What to produce >> Leaving out every picture, quote the data below exactly as it appears.

--- begin ---

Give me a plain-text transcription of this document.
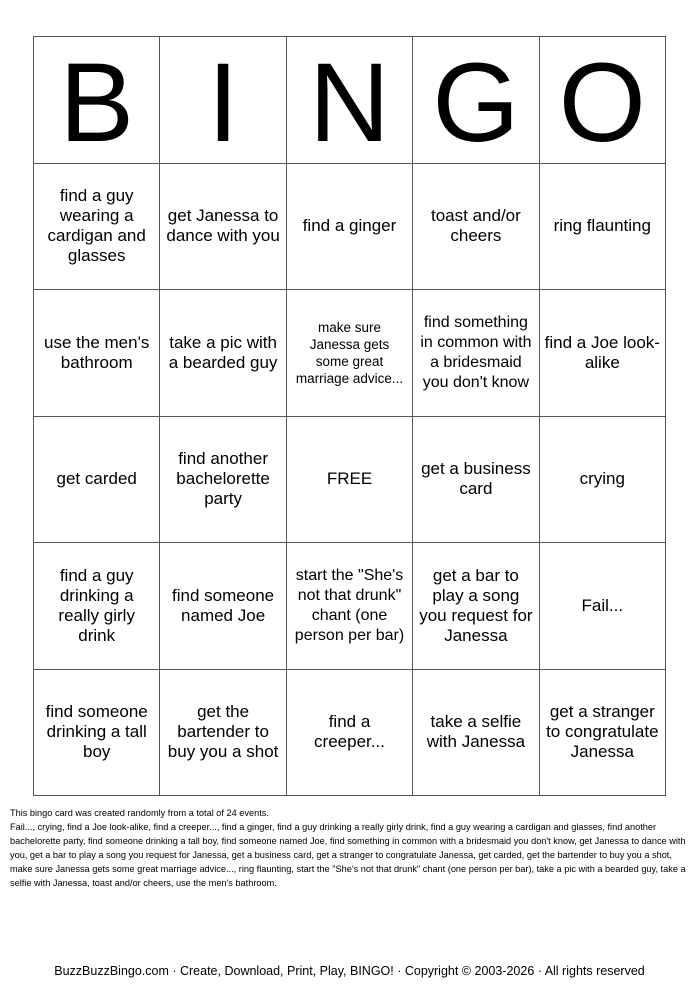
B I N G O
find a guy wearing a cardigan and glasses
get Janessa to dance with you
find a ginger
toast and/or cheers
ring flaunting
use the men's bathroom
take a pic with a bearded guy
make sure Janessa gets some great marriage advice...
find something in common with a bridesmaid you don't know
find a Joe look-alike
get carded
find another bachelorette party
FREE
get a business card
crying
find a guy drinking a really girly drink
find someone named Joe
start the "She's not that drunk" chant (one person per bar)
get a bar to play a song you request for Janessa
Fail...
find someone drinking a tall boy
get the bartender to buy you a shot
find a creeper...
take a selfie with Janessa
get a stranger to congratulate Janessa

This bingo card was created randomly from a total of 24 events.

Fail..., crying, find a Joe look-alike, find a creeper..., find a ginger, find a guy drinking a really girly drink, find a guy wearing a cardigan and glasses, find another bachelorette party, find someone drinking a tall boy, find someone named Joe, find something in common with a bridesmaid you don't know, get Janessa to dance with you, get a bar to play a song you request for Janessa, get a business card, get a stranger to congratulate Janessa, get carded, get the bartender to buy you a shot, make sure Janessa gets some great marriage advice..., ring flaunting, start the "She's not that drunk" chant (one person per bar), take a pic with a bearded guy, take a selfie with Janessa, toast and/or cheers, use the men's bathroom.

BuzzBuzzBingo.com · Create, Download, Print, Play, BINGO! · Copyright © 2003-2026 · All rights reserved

--- end ---

Full solution >>
Give me a plain-text transcription of this document.
B I N G O
find a guy wearing a cardigan and glasses
get Janessa to dance with you
find a ginger
toast and/or cheers
ring flaunting
use the men's bathroom
take a pic with a bearded guy
make sure Janessa gets some great marriage advice...
find something in common with a bridesmaid you don't know
find a Joe look-alike
get carded
find another bachelorette party
FREE
get a business card
crying
find a guy drinking a really girly drink
find someone named Joe
start the "She's not that drunk" chant (one person per bar)
get a bar to play a song you request for Janessa
Fail...
find someone drinking a tall boy
get the bartender to buy you a shot
find a creeper...
take a selfie with Janessa
get a stranger to congratulate Janessa

This bingo card was created randomly from a total of 24 events.

Fail..., crying, find a Joe look-alike, find a creeper..., find a ginger, find a guy drinking a really girly drink, find a guy wearing a cardigan and glasses, find another bachelorette party, find someone drinking a tall boy, find someone named Joe, find something in common with a bridesmaid you don't know, get Janessa to dance with you, get a bar to play a song you request for Janessa, get a business card, get a stranger to congratulate Janessa, get carded, get the bartender to buy you a shot, make sure Janessa gets some great marriage advice..., ring flaunting, start the "She's not that drunk" chant (one person per bar), take a pic with a bearded guy, take a selfie with Janessa, toast and/or cheers, use the men's bathroom.

BuzzBuzzBingo.com · Create, Download, Print, Play, BINGO! · Copyright © 2003-2026 · All rights reserved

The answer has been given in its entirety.